## PROBLEMS TO SOLVE
1. In the blog post on film and television, list the adjectives in the sentence that begins "Everyone has something they found".
2. Carry on the blog post on film and television history from its last sentence.

## TEXT TO READ
Monday 6th July 2020

15 minute read

As I’ve mentioned previously,

I love film. I love TV. 


I’m aware this isn’t a unique interest - I don’t think I know anyone who doesn’t love it. 

Even if you aren’t someone who has a Netflix subscription, goes to the cinema often, or keeps up with the countless shows and films that are being pumped out of streaming services, pretty much everyone (who has access) has a favourite movie.

Everyone has something they found hilarious, moving, memorable, thrilling. 

There are countless individuals who go even further, bordering on obsession...   

...why are you all staring at me?

But it makes sense - why do you think so many of us have dreams to work in this world, and break our backs in the process? 


It’s a multi billion dollar industry for a reason.

The power of storytelling through moving image is unstoppable, and it’s something I’ve always found incredibly fascinating.

The same way Grandmaster Flash fixated on the way the washing machine, ceiling fan and bicycle wheels spun, I’ve always felt a surge of joy and intrigue when I discover something new about how what we consume on screen is made. 


If we’re close, you’ve definitely heard me me say this before;

“I miss my uni lectures”.

Now, who the hell says something like that? 

Lectures are synonymous with boredom, but hohhhh no no no no, not for me!

I was lucky enough to have film and television studies as a module (insert heart eyes emoji).

I was that diligent note taking geek in the lecture theatre, my fingers typing at the speed of light in an attempt to take down every morsel of information I could. 


One of my favourite lectures was about the history of television.

I regularly find my notes, just so I can read through it for fun. My heart aches a little knowing I’ll never sit in a film studies lecture with my professor, Neil, ever again.

So I thought I’d immortalise it through this blogpost, in my own way.

It definitely doesn’t cover everything, I’d have to write 1000 books for that, but it gives a little insight to how the TV we know today developed. 


Electronic television emerged in the late 19th century, but it’s widely considered as post world war two - even though it had existed for several decades, it took a long time to develop. It was never seen as a commercial way of showing entertainment, more as a step forward in personalised interaction; almost like FaceTime. 

In the 1930s, Joseph Goebbels utilised television in its infancy as propaganda for the German masses. It had become the optimal means of persuasion, broadcasting speeches, films and documentaries directly into people’s homes.

## LISTING

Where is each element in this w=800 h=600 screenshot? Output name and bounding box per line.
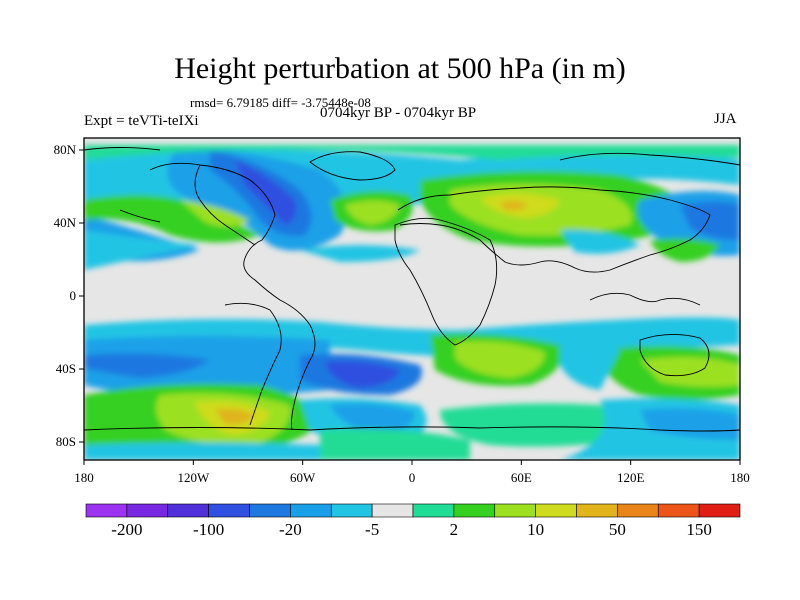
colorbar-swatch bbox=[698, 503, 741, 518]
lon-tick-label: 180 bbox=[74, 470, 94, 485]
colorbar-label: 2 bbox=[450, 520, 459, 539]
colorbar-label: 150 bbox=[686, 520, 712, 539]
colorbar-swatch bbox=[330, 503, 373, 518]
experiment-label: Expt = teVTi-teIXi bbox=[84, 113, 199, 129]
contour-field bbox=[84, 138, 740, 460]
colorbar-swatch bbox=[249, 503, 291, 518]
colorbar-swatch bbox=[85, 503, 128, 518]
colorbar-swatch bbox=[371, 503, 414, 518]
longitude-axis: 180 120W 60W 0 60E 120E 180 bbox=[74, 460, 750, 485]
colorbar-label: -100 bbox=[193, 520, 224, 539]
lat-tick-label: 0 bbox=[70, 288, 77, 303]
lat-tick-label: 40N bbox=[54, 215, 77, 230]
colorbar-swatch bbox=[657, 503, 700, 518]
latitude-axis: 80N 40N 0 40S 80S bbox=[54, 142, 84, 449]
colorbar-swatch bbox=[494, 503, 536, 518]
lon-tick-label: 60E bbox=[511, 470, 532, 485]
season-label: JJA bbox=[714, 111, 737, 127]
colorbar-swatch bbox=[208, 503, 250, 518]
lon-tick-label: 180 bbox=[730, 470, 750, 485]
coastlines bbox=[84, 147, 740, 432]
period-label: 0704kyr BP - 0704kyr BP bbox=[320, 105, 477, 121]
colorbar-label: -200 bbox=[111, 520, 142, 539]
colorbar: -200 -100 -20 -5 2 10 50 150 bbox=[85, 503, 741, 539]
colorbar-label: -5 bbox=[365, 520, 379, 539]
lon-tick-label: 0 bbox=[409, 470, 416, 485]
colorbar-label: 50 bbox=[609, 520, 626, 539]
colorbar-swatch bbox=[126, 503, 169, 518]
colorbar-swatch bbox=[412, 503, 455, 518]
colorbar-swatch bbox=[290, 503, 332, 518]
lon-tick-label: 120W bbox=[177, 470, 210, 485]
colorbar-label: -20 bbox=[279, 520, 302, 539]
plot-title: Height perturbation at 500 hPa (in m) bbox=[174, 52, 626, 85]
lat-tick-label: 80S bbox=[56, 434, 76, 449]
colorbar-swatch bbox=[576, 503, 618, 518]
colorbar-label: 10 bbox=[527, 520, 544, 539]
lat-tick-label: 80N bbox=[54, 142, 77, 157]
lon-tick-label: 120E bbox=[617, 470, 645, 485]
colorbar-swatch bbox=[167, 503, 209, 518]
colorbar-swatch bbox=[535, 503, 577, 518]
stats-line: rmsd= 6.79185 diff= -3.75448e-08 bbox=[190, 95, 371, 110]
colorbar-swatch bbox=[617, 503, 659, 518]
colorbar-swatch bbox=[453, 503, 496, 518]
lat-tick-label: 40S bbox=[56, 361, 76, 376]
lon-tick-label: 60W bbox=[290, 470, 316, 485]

--

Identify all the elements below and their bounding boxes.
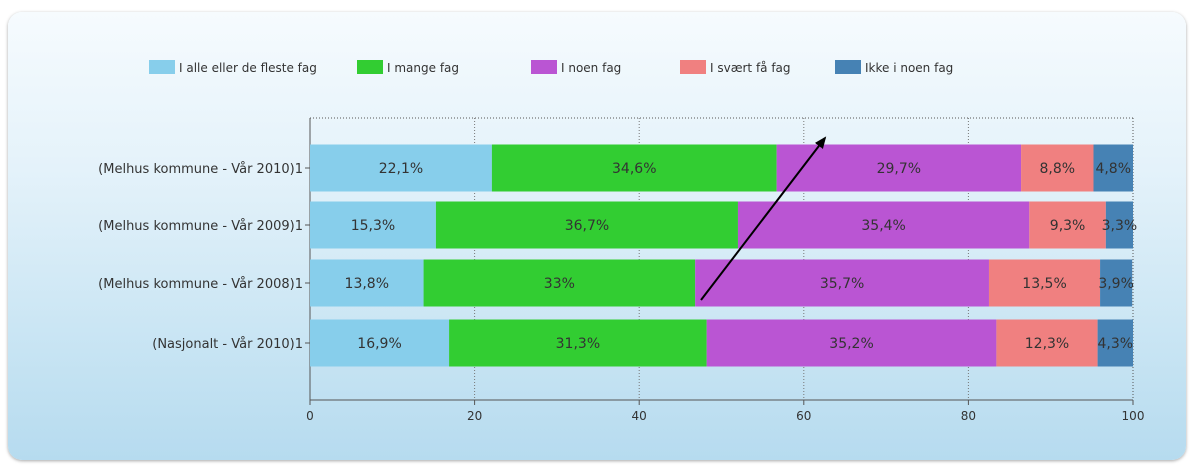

## ANSWERS TO THE EXERCISE
1. hilarious, moving, memorable, thrilling

2.
By 1948, in the UK, radio listeners had dropped from 9 million to 3 million. TV had begun to advance, even at the disdain of the prime minister Winston Churchill (lol wasteman), who referred to television as a “tuppenny ha’penny Punch and Judy show” - he refused to give any TV interviews, stating that it had no part in the coverage of politics. Oh, how wrong he was loool.

In 1953, over 20 million people had watched the Queen’s coronation on television, and by 1966, 32 million people watched England win the World Cup. 


Adolf Hitler and Joseph Goebbels, Bundesarchiv


Queen's coronation, 1953

Although it had become more widely accepted by the 1950s, aside from informational broadcasting such as the news, TV was seen as low cultural form - populist, escapist, disposable, commercial, feminised, repetitive, generic.

Simply put, ‘anything with women concerned can’t be worth studying’. Lol.

Talk shows, game shows, soap operas and sitcoms dominated North American television in particular.


I Love Lucy, 1951-57)

However, by the 1960s, TV started to understand itself more.

Writers and directors aimed to turn TV into theatre - and they were successful.

Films about homelessness - shoutout to Ken Loach - , middle class Britain, and sexual abuse were being aired on television, subsequently having a huge impact on their audiences.

Comedy and humour reached a new peak, as well as escapist shows inspired by espionage that followed after the popularity of the James Bond novels and films.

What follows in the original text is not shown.